## The request
Keep only the lines of the data below that contain "aktívnym", and copy them.

## Records for the task
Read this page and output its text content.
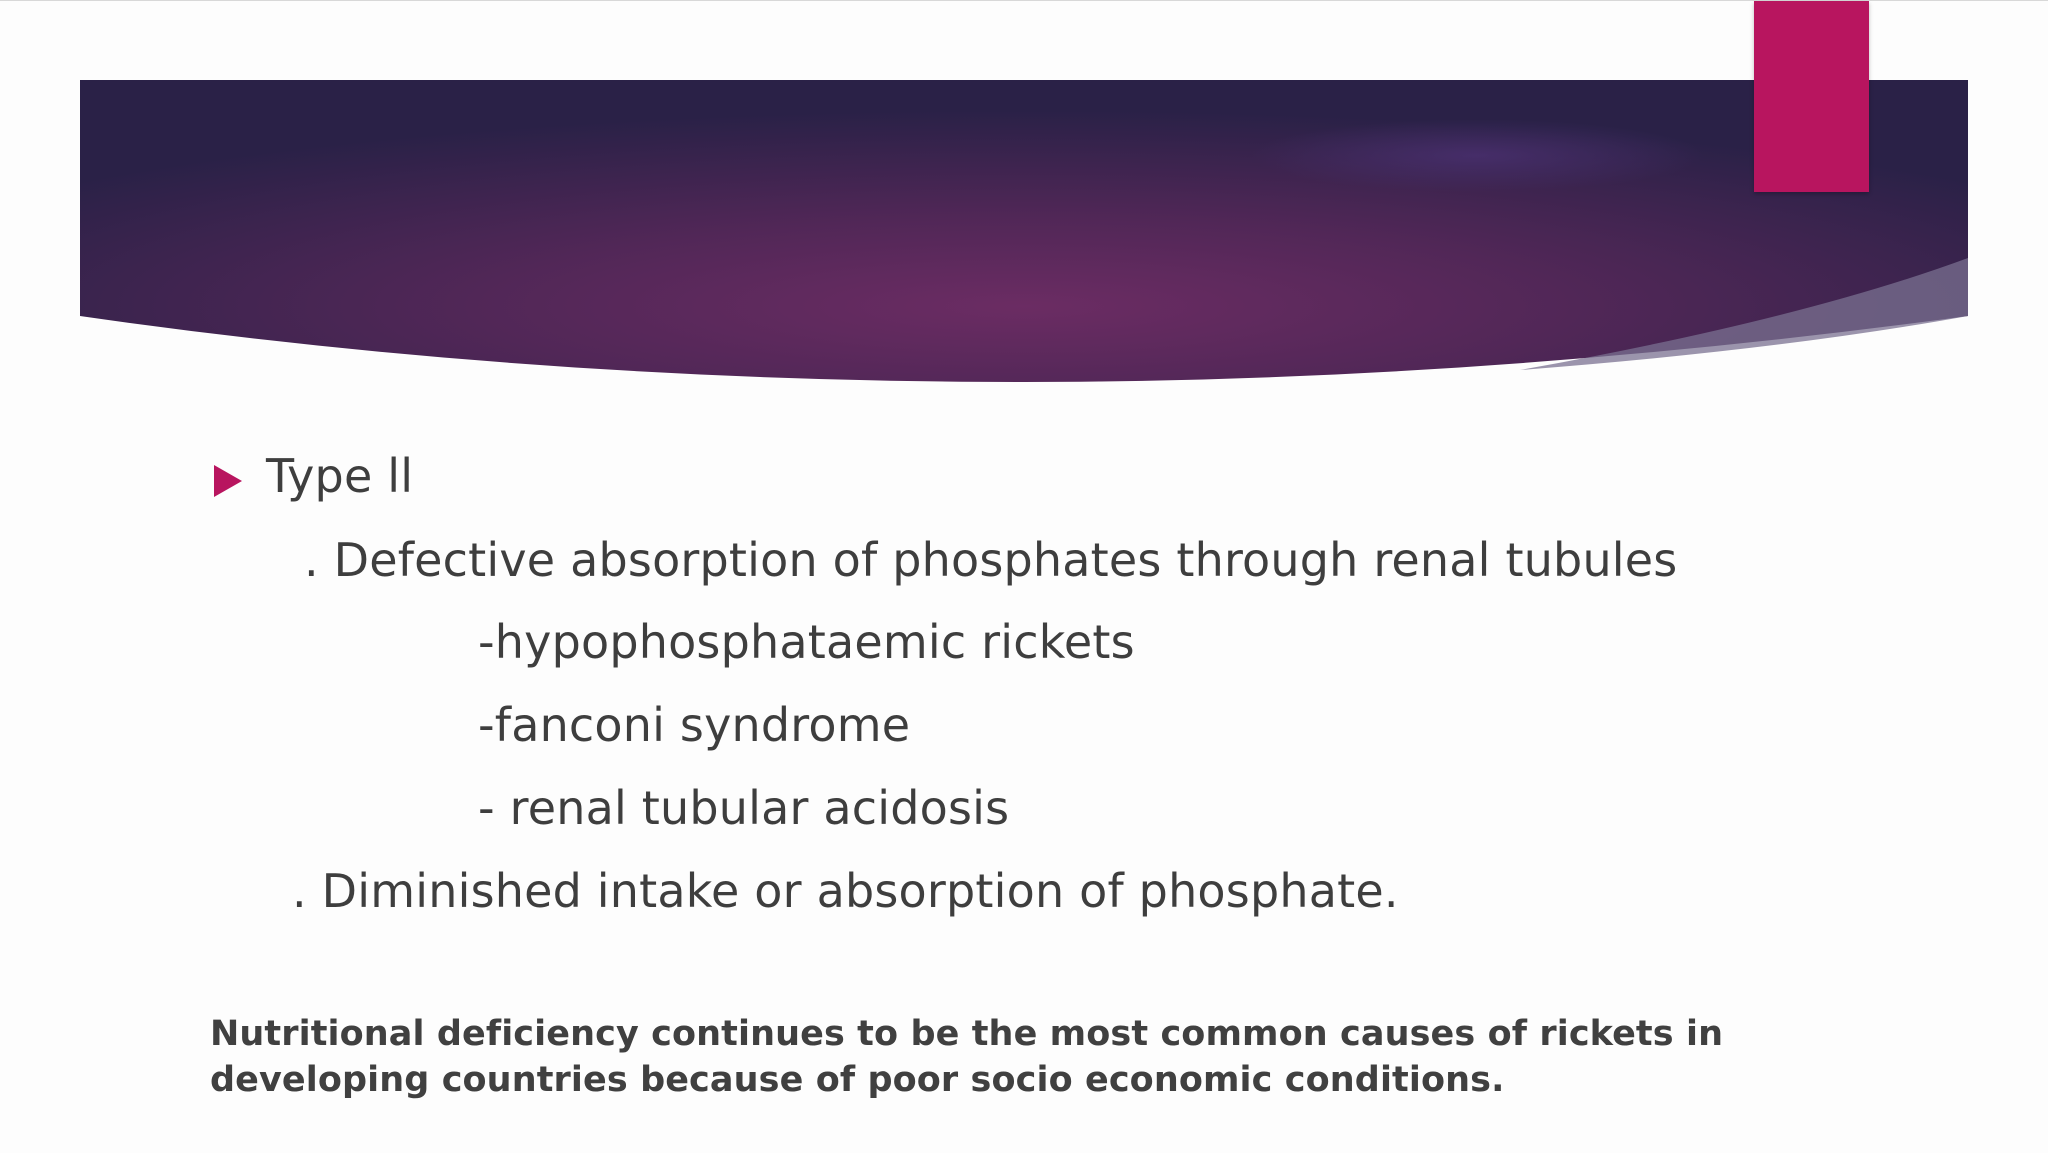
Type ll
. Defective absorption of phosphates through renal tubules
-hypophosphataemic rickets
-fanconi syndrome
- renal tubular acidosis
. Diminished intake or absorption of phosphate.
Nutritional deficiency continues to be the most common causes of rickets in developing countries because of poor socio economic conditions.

---

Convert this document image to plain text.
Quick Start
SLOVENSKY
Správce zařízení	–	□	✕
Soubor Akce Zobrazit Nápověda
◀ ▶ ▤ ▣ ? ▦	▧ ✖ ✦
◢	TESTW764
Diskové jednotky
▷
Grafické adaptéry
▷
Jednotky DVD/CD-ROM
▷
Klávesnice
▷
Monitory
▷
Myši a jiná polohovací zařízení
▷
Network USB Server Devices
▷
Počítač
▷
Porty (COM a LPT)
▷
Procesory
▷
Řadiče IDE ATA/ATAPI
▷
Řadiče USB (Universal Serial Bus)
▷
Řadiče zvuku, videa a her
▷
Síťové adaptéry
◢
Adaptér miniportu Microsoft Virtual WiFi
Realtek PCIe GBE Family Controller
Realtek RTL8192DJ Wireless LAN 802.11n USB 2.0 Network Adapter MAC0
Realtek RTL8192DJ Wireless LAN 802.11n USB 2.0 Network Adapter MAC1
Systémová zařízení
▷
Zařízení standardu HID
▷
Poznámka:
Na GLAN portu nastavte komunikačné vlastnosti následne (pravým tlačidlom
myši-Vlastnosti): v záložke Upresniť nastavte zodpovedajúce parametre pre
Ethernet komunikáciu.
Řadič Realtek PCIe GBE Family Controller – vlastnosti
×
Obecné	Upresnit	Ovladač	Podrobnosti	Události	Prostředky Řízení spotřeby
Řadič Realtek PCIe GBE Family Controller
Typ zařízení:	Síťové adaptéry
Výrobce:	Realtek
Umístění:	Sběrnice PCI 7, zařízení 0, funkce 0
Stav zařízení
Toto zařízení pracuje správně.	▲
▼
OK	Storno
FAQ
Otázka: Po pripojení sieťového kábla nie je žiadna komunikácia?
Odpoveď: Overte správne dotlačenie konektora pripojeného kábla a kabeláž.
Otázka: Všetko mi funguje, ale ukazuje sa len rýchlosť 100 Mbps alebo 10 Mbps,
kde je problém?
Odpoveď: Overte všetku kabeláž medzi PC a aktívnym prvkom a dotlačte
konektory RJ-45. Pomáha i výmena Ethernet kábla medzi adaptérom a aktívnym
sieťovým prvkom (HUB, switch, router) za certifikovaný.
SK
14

## The reply
Odpoveď: Overte všetku kabeláž medzi PC a aktívnym prvkom a dotlačte
konektory RJ-45. Pomáha i výmena Ethernet kábla medzi adaptérom a aktívnym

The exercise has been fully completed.